Exercise: Repeat the entries below exactly as they appear, with no pictures.

----

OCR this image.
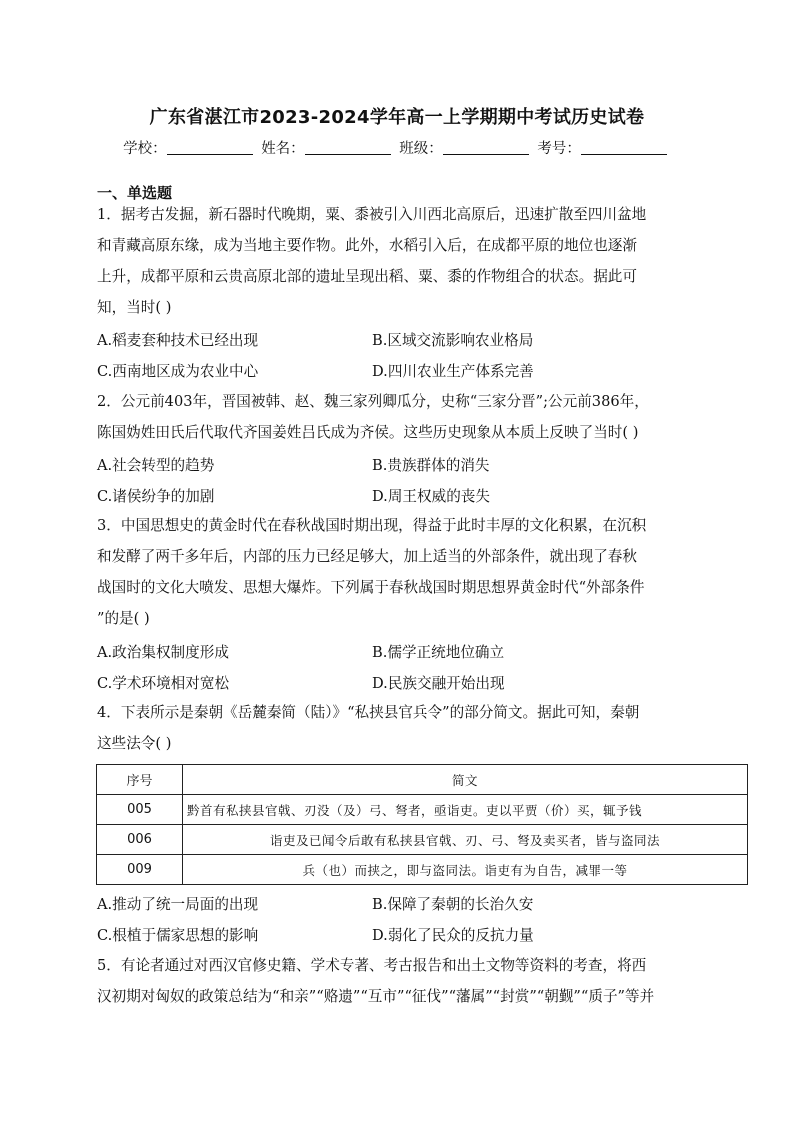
广东省湛江市2023-2024学年高一上学期期中考试历史试卷
学校：	姓名：	班级：	考号：
一、单选题
1．据考古发掘，新石器时代晚期，粟、黍被引入川西北高原后，迅速扩散至四川盆地
和青藏高原东缘，成为当地主要作物。此外，水稻引入后，在成都平原的地位也逐渐
上升，成都平原和云贵高原北部的遗址呈现出稻、粟、黍的作物组合的状态。据此可
知，当时( )
A.稻麦套种技术已经出现	B.区域交流影响农业格局
C.西南地区成为农业中心	D.四川农业生产体系完善
2．公元前403年，晋国被韩、赵、魏三家列卿瓜分，史称“三家分晋”;公元前386年，
陈国妫姓田氏后代取代齐国姜姓吕氏成为齐侯。这些历史现象从本质上反映了当时( )
A.社会转型的趋势	B.贵族群体的消失
C.诸侯纷争的加剧	D.周王权威的丧失
3．中国思想史的黄金时代在春秋战国时期出现，得益于此时丰厚的文化积累，在沉积
和发酵了两千多年后，内部的压力已经足够大，加上适当的外部条件，就出现了春秋
战国时的文化大喷发、思想大爆炸。下列属于春秋战国时期思想界黄金时代“外部条件
”的是( )
A.政治集权制度形成	B.儒学正统地位确立
C.学术环境相对宽松	D.民族交融开始出现
4．下表所示是秦朝《岳麓秦简（陆）》“私挟县官兵令”的部分简文。据此可知，秦朝
这些法令( )
序号	简文
005	黔首有私挟县官戟、刃没（及）弓、弩者，亟诣吏。吏以平贾（价）买，辄予钱
006	诣吏及已闻令后敢有私挟县官戟、刃、弓、弩及卖买者，皆与盗同法
009	兵（也）而挟之，即与盗同法。诣吏有为自告，减罪一等
A.推动了统一局面的出现	B.保障了秦朝的长治久安
C.根植于儒家思想的影响	D.弱化了民众的反抗力量
5．有论者通过对西汉官修史籍、学术专著、考古报告和出土文物等资料的考查，将西
汉初期对匈奴的政策总结为“和亲”“赂遗”“互市”“征伐”“藩属”“封赏”“朝觐”“质子”等并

----

Solution to this task:
OCR this image.
广东省湛江市2023-2024学年高一上学期期中考试历史试卷
学校：	姓名：	班级：	考号：
一、单选题
1．据考古发掘，新石器时代晚期，粟、黍被引入川西北高原后，迅速扩散至四川盆地
和青藏高原东缘，成为当地主要作物。此外，水稻引入后，在成都平原的地位也逐渐
上升，成都平原和云贵高原北部的遗址呈现出稻、粟、黍的作物组合的状态。据此可
知，当时( )
A.稻麦套种技术已经出现	B.区域交流影响农业格局
C.西南地区成为农业中心	D.四川农业生产体系完善
2．公元前403年，晋国被韩、赵、魏三家列卿瓜分，史称“三家分晋”;公元前386年，
陈国妫姓田氏后代取代齐国姜姓吕氏成为齐侯。这些历史现象从本质上反映了当时( )
A.社会转型的趋势	B.贵族群体的消失
C.诸侯纷争的加剧	D.周王权威的丧失
3．中国思想史的黄金时代在春秋战国时期出现，得益于此时丰厚的文化积累，在沉积
和发酵了两千多年后，内部的压力已经足够大，加上适当的外部条件，就出现了春秋
战国时的文化大喷发、思想大爆炸。下列属于春秋战国时期思想界黄金时代“外部条件
”的是( )
A.政治集权制度形成	B.儒学正统地位确立
C.学术环境相对宽松	D.民族交融开始出现
4．下表所示是秦朝《岳麓秦简（陆）》“私挟县官兵令”的部分简文。据此可知，秦朝
这些法令( )
序号	简文
005	黔首有私挟县官戟、刃没（及）弓、弩者，亟诣吏。吏以平贾（价）买，辄予钱
006	诣吏及已闻令后敢有私挟县官戟、刃、弓、弩及卖买者，皆与盗同法
009	兵（也）而挟之，即与盗同法。诣吏有为自告，减罪一等
A.推动了统一局面的出现	B.保障了秦朝的长治久安
C.根植于儒家思想的影响	D.弱化了民众的反抗力量
5．有论者通过对西汉官修史籍、学术专著、考古报告和出土文物等资料的考查，将西
汉初期对匈奴的政策总结为“和亲”“赂遗”“互市”“征伐”“藩属”“封赏”“朝觐”“质子”等并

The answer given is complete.